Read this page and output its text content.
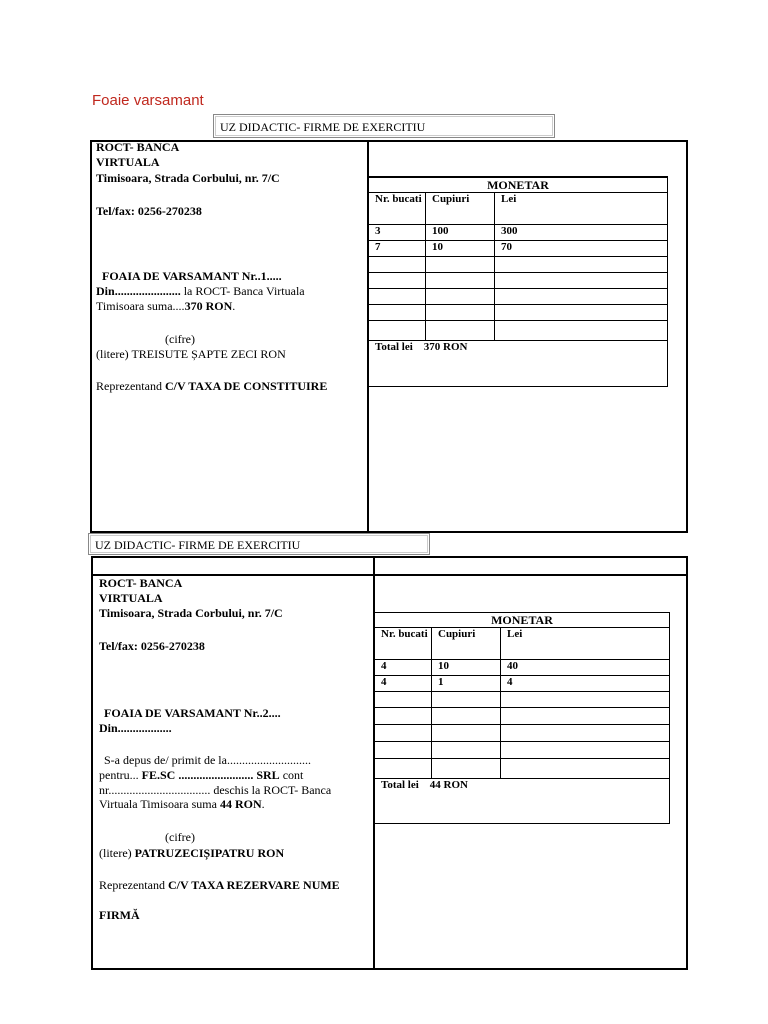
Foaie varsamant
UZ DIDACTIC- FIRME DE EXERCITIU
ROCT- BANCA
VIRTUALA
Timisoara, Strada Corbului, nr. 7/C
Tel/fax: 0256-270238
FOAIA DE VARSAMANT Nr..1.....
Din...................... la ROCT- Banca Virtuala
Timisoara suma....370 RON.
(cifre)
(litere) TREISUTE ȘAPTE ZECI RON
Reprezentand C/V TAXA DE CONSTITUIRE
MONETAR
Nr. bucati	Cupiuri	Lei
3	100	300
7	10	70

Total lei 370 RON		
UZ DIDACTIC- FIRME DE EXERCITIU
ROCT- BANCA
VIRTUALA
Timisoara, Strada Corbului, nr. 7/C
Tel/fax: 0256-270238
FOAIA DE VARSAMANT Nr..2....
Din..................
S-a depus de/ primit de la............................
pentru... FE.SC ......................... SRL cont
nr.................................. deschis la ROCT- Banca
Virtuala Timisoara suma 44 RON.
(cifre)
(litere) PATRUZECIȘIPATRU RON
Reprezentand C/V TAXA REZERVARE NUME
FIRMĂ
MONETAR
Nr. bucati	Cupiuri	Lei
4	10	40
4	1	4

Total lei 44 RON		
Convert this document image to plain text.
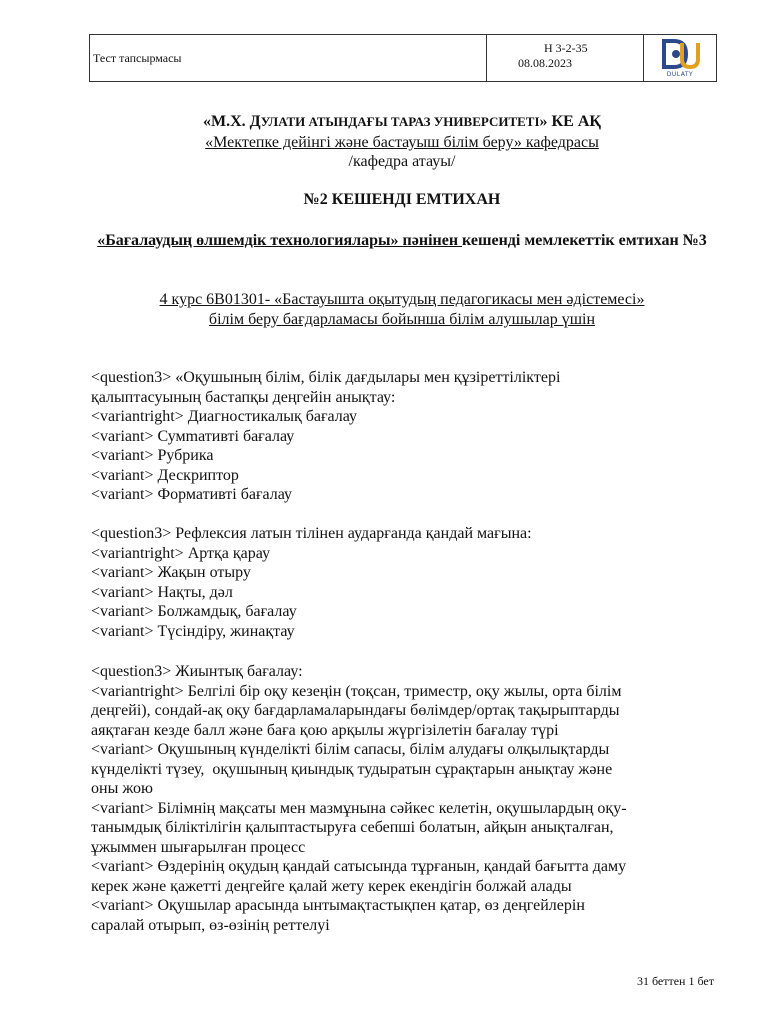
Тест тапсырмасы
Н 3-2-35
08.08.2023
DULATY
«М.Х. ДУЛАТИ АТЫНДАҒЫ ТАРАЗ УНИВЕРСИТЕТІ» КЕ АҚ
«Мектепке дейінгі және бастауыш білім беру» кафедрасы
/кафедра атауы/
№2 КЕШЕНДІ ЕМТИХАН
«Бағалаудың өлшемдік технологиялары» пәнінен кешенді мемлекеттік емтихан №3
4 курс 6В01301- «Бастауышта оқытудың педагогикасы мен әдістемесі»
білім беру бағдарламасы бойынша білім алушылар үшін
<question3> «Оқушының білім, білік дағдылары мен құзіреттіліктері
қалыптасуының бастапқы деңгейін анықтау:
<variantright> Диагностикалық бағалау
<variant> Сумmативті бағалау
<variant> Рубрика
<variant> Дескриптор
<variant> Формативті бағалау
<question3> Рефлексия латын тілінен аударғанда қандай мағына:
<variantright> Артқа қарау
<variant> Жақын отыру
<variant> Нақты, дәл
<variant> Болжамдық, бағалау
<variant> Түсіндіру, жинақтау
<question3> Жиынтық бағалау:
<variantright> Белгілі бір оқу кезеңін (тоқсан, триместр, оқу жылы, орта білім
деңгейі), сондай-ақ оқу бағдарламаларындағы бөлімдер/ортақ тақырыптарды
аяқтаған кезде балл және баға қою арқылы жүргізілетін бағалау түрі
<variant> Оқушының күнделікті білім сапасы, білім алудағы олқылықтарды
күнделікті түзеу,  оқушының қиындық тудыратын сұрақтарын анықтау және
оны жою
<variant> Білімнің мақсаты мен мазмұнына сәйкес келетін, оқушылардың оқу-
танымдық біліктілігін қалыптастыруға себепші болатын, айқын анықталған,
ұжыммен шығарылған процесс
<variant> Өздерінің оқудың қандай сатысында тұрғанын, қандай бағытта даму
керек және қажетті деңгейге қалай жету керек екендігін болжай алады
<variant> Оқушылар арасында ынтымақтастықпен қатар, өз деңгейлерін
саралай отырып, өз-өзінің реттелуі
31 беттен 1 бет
════════
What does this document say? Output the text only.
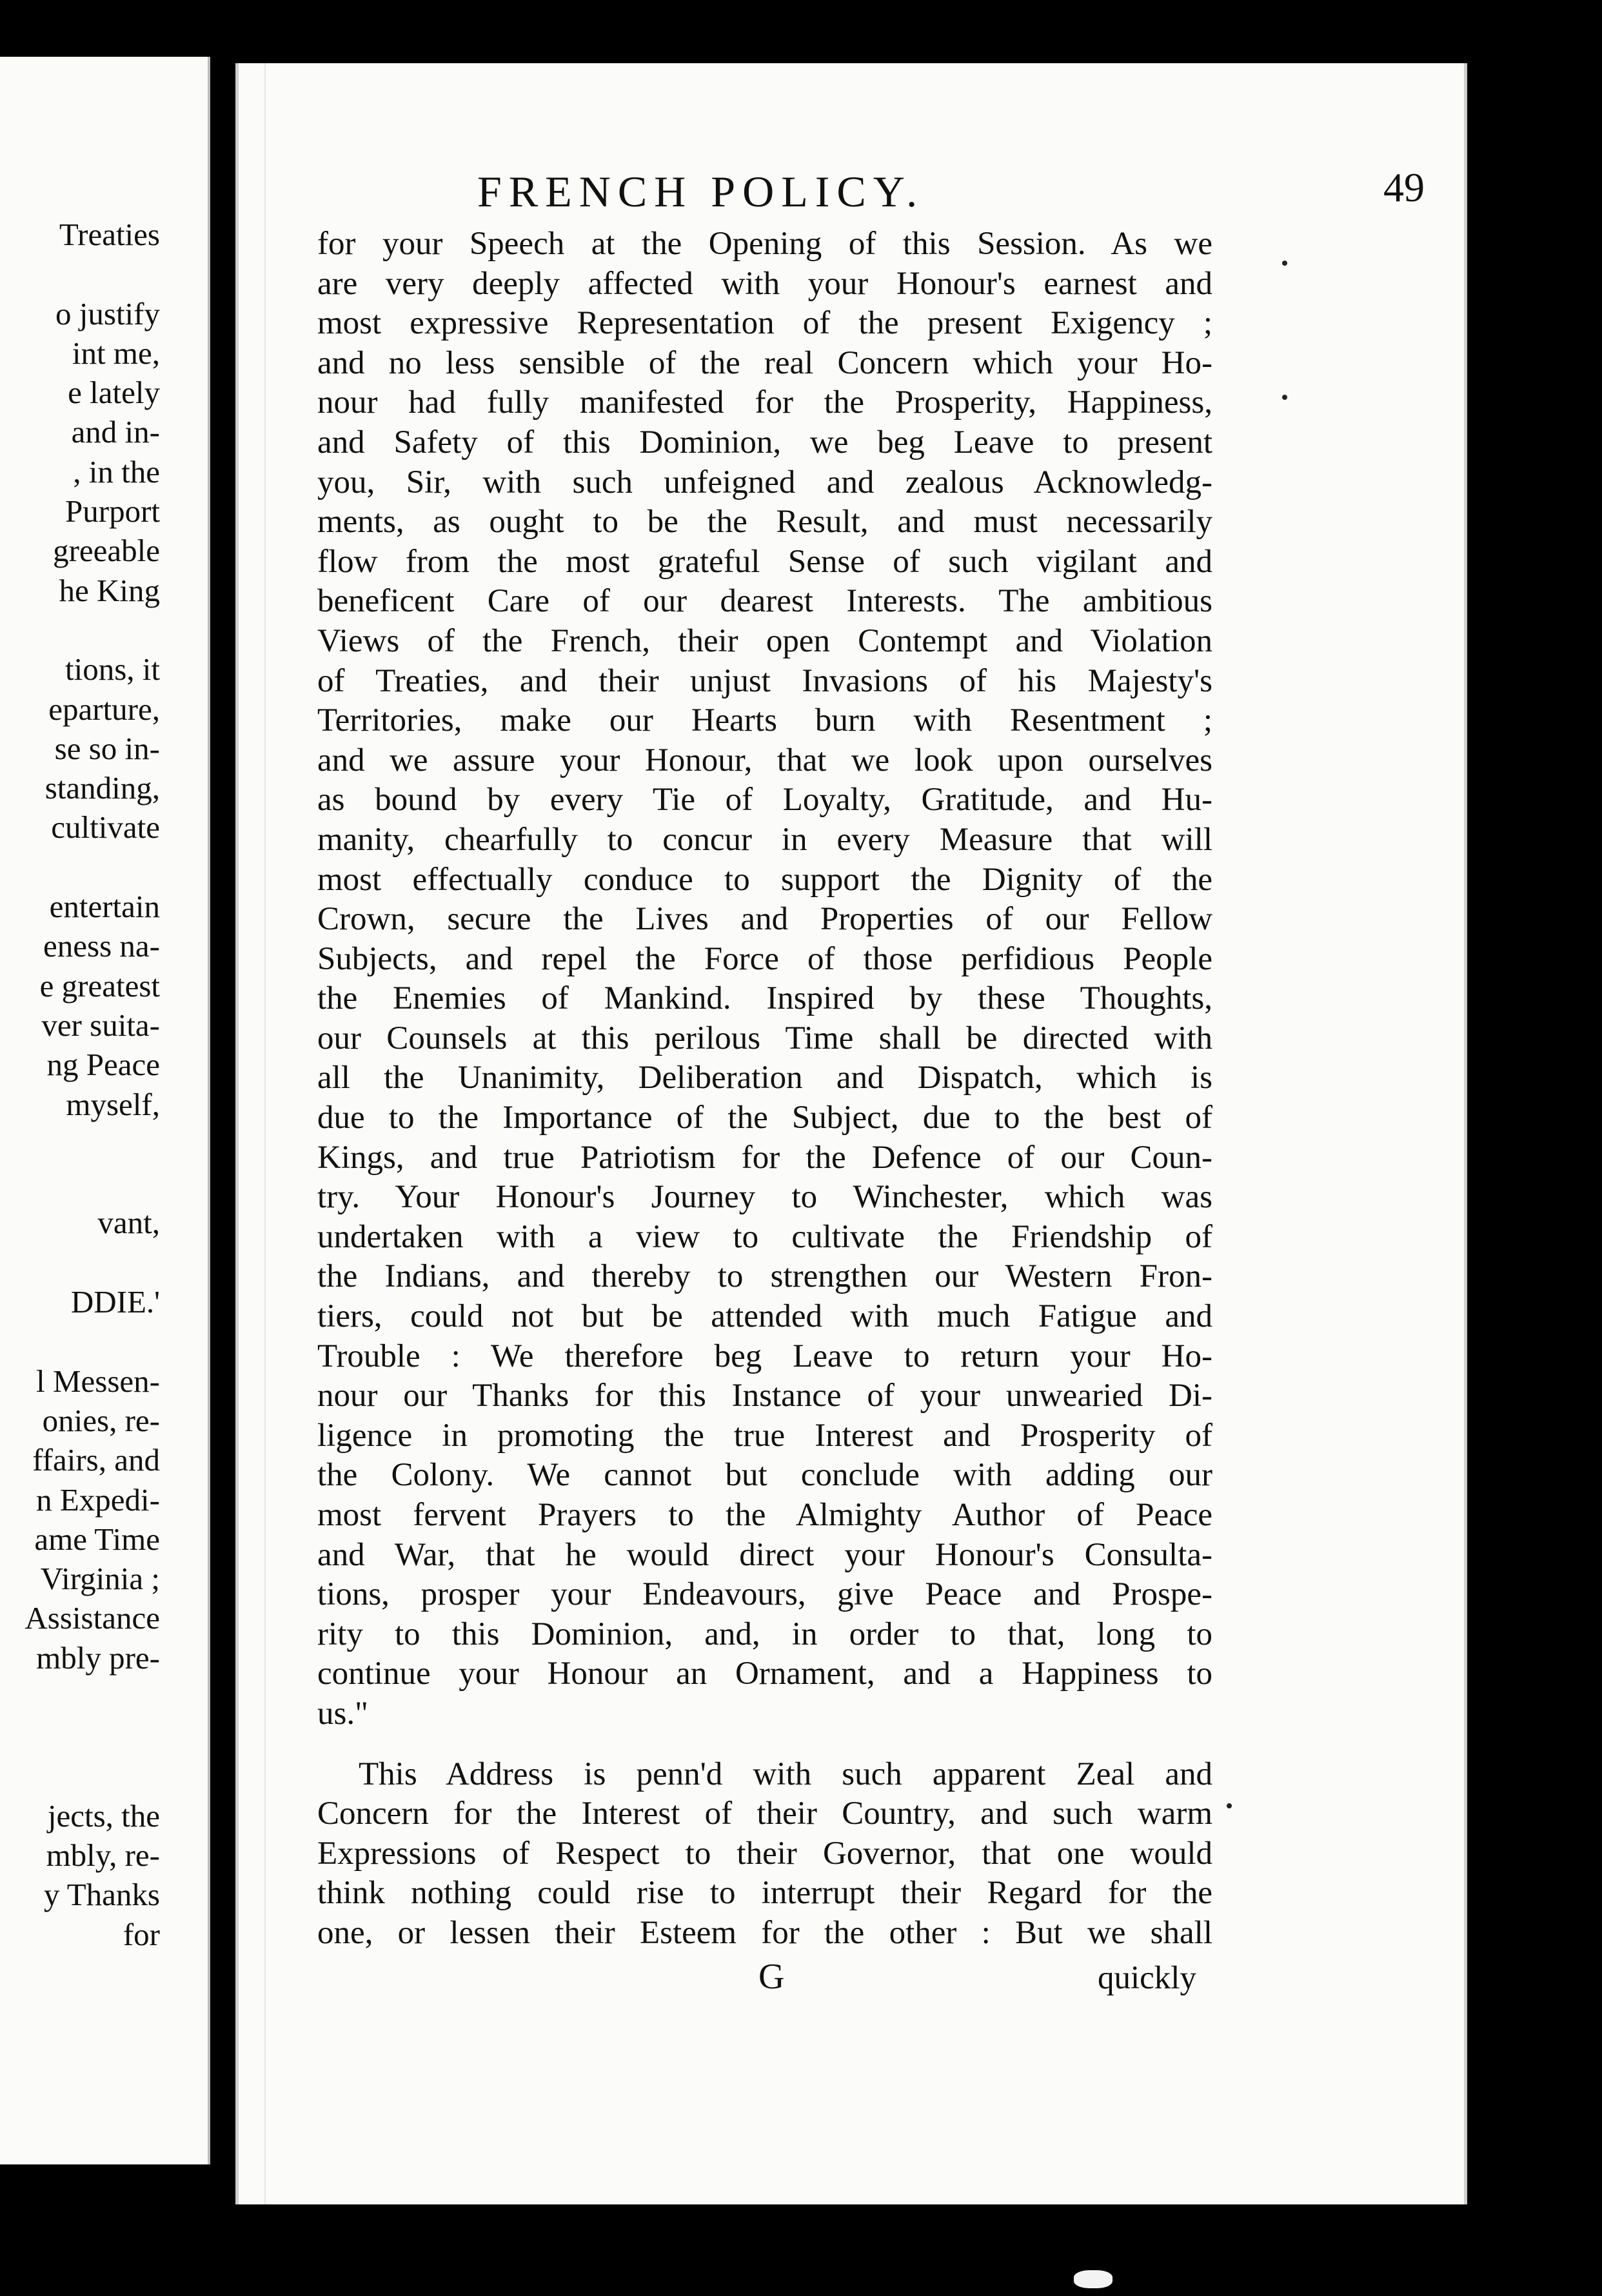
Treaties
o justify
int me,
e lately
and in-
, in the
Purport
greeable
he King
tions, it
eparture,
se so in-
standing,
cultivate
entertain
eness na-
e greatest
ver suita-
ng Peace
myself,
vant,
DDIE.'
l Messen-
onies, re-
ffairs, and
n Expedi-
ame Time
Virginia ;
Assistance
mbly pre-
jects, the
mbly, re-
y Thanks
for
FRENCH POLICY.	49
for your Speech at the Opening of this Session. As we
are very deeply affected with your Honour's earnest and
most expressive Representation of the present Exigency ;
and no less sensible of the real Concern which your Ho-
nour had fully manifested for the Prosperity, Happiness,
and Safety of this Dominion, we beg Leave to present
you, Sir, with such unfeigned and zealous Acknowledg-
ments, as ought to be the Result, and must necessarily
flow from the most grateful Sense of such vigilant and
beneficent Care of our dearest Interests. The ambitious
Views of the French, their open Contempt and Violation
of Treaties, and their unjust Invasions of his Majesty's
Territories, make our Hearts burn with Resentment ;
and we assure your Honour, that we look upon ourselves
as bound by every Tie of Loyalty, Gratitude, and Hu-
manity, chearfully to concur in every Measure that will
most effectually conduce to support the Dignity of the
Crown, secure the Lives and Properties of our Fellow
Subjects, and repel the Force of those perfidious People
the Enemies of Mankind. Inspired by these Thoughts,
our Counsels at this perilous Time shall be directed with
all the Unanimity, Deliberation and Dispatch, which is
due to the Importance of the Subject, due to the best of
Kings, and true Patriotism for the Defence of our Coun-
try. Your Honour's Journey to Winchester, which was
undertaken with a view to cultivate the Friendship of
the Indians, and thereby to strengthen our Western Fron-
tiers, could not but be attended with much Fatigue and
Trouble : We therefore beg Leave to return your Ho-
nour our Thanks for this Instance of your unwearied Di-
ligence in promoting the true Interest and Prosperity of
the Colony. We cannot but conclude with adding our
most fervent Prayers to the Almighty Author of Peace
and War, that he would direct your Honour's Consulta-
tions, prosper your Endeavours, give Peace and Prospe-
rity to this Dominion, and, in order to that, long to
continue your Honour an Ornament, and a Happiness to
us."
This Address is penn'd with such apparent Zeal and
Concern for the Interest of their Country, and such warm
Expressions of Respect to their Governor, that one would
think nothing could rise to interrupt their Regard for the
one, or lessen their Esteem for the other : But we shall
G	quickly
════════
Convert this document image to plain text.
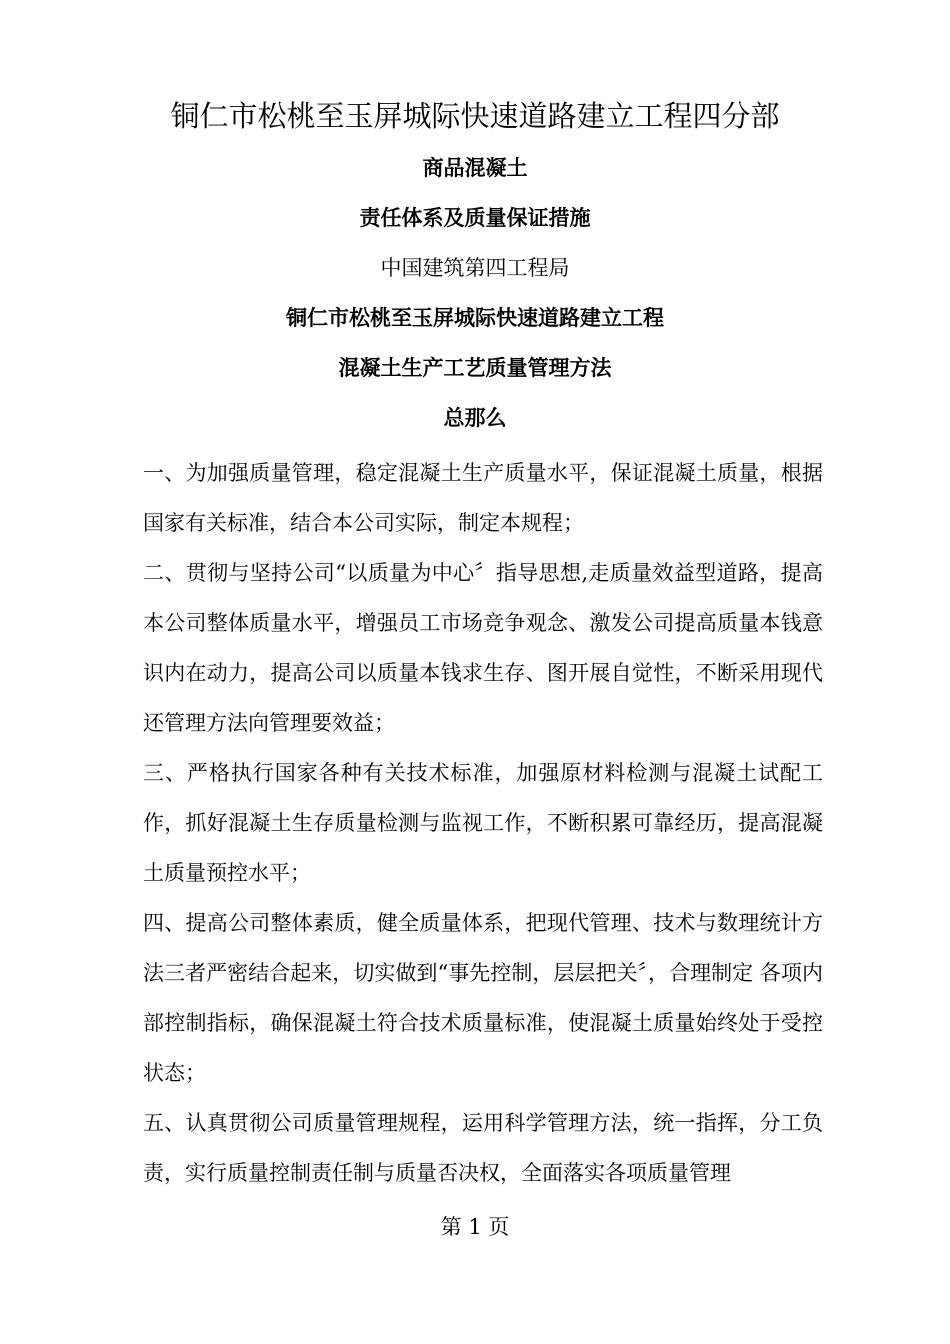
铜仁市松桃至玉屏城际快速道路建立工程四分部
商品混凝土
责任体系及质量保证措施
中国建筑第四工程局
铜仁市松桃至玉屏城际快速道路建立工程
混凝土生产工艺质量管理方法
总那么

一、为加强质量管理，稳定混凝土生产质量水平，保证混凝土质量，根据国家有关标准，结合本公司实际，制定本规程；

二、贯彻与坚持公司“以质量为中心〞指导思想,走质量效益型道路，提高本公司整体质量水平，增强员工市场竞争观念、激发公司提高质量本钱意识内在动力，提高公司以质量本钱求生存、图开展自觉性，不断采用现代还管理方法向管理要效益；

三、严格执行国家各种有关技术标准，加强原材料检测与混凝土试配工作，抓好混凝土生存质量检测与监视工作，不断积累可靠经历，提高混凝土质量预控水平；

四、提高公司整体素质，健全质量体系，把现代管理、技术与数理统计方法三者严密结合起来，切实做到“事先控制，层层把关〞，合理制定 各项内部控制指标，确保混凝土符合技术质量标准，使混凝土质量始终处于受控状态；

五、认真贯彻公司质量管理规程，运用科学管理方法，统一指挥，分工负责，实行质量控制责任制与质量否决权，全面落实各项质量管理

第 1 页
════════
WHAT TO WORK ON » Go through the records and show every line with the string "Honour" in it.

SOLUTION FOR THIS EXERCISE »
are very deeply affected with your Honour's earnest and
and we assure your Honour, that we look upon ourselves
try. Your Honour's Journey to Winchester, which was
and War, that he would direct your Honour's Consulta-
continue your Honour an Ornament, and a Happiness to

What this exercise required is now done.